### DATASET CONTENT
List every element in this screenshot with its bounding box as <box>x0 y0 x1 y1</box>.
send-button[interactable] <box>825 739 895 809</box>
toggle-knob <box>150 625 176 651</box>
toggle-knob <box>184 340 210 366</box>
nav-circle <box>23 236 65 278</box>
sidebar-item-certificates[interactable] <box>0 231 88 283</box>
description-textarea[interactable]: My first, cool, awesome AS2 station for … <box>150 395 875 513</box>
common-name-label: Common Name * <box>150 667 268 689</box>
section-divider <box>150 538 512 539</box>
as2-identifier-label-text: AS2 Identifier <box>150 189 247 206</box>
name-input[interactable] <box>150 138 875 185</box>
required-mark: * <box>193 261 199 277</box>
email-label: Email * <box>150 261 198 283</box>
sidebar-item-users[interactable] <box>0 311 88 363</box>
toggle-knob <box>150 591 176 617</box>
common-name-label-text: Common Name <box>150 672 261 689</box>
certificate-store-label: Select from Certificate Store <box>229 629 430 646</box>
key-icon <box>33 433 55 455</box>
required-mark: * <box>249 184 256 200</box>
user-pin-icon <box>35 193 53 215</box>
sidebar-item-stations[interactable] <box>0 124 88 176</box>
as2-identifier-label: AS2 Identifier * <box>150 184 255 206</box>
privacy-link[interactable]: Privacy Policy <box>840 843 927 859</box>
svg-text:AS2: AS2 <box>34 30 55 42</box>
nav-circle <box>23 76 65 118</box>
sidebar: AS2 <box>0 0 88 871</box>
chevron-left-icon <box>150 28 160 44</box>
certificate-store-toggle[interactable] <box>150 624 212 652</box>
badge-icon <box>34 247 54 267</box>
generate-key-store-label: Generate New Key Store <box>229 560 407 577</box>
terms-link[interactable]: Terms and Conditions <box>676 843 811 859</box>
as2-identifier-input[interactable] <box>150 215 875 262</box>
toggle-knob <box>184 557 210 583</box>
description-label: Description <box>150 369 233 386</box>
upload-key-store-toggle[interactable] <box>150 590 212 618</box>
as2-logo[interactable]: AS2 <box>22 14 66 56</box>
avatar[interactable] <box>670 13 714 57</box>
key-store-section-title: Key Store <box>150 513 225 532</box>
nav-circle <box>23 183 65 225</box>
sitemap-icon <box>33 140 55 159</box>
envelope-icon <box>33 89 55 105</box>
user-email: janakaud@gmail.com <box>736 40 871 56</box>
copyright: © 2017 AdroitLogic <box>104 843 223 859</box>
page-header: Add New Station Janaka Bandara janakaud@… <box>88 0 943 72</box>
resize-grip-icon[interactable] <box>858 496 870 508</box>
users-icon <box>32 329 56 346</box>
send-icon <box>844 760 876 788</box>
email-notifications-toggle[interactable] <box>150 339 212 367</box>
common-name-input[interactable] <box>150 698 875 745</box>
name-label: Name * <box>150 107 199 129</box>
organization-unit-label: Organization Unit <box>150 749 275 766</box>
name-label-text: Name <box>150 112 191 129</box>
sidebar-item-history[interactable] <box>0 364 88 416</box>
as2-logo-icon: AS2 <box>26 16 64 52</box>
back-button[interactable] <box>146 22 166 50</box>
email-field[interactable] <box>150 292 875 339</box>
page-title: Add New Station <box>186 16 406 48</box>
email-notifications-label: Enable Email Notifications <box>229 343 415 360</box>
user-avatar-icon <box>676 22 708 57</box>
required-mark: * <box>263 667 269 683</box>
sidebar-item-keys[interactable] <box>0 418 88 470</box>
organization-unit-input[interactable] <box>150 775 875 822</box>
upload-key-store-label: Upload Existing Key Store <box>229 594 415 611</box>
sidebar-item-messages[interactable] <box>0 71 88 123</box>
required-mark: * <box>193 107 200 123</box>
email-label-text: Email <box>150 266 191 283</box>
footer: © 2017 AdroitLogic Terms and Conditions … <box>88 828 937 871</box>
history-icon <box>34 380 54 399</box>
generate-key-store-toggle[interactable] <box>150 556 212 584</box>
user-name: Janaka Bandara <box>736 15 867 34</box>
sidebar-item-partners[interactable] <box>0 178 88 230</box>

### INSTRUCTIONS FOR THE TASK
Rewrite the records above, changing each occurrence of "Key Store" to "Keystore" and keeping every other character as it is.

### TASK RESPONSE
List every element in this screenshot with its bounding box as <box>x0 y0 x1 y1</box>.
send-button[interactable] <box>825 739 895 809</box>
toggle-knob <box>150 625 176 651</box>
toggle-knob <box>184 340 210 366</box>
nav-circle <box>23 236 65 278</box>
sidebar-item-certificates[interactable] <box>0 231 88 283</box>
description-textarea[interactable]: My first, cool, awesome AS2 station for … <box>150 395 875 513</box>
common-name-label: Common Name * <box>150 667 268 689</box>
section-divider <box>150 538 512 539</box>
as2-identifier-label-text: AS2 Identifier <box>150 189 247 206</box>
name-input[interactable] <box>150 138 875 185</box>
required-mark: * <box>193 261 199 277</box>
email-label: Email * <box>150 261 198 283</box>
sidebar-item-users[interactable] <box>0 311 88 363</box>
toggle-knob <box>150 591 176 617</box>
common-name-label-text: Common Name <box>150 672 261 689</box>
certificate-store-label: Select from Certificate Store <box>229 629 430 646</box>
key-icon <box>33 433 55 455</box>
required-mark: * <box>249 184 256 200</box>
user-pin-icon <box>35 193 53 215</box>
sidebar-item-stations[interactable] <box>0 124 88 176</box>
as2-identifier-label: AS2 Identifier * <box>150 184 255 206</box>
privacy-link[interactable]: Privacy Policy <box>840 843 927 859</box>
svg-text:AS2: AS2 <box>34 30 55 42</box>
nav-circle <box>23 76 65 118</box>
sidebar: AS2 <box>0 0 88 871</box>
chevron-left-icon <box>150 28 160 44</box>
certificate-store-toggle[interactable] <box>150 624 212 652</box>
badge-icon <box>34 247 54 267</box>
generate-key-store-label: Generate New Keystore <box>229 560 407 577</box>
terms-link[interactable]: Terms and Conditions <box>676 843 811 859</box>
as2-identifier-input[interactable] <box>150 215 875 262</box>
toggle-knob <box>184 557 210 583</box>
description-label: Description <box>150 369 233 386</box>
upload-key-store-toggle[interactable] <box>150 590 212 618</box>
as2-logo[interactable]: AS2 <box>22 14 66 56</box>
avatar[interactable] <box>670 13 714 57</box>
key-store-section-title: Keystore <box>150 513 225 532</box>
nav-circle <box>23 183 65 225</box>
sitemap-icon <box>33 140 55 159</box>
envelope-icon <box>33 89 55 105</box>
user-email: janakaud@gmail.com <box>736 40 871 56</box>
copyright: © 2017 AdroitLogic <box>104 843 223 859</box>
page-header: Add New Station Janaka Bandara janakaud@… <box>88 0 943 72</box>
resize-grip-icon[interactable] <box>858 496 870 508</box>
users-icon <box>32 329 56 346</box>
send-icon <box>844 760 876 788</box>
email-notifications-toggle[interactable] <box>150 339 212 367</box>
common-name-input[interactable] <box>150 698 875 745</box>
name-label: Name * <box>150 107 199 129</box>
organization-unit-label: Organization Unit <box>150 749 275 766</box>
name-label-text: Name <box>150 112 191 129</box>
sidebar-item-history[interactable] <box>0 364 88 416</box>
as2-logo-icon: AS2 <box>26 16 64 52</box>
back-button[interactable] <box>146 22 166 50</box>
email-field[interactable] <box>150 292 875 339</box>
page-title: Add New Station <box>186 16 406 48</box>
email-notifications-label: Enable Email Notifications <box>229 343 415 360</box>
user-avatar-icon <box>676 22 708 57</box>
required-mark: * <box>263 667 269 683</box>
sidebar-item-keys[interactable] <box>0 418 88 470</box>
organization-unit-input[interactable] <box>150 775 875 822</box>
upload-key-store-label: Upload Existing Keystore <box>229 594 415 611</box>
sidebar-item-messages[interactable] <box>0 71 88 123</box>
required-mark: * <box>193 107 200 123</box>
email-label-text: Email <box>150 266 191 283</box>
footer: © 2017 AdroitLogic Terms and Conditions … <box>88 828 937 871</box>
history-icon <box>34 380 54 399</box>
generate-key-store-toggle[interactable] <box>150 556 212 584</box>
user-name: Janaka Bandara <box>736 15 867 34</box>
sidebar-item-partners[interactable] <box>0 178 88 230</box>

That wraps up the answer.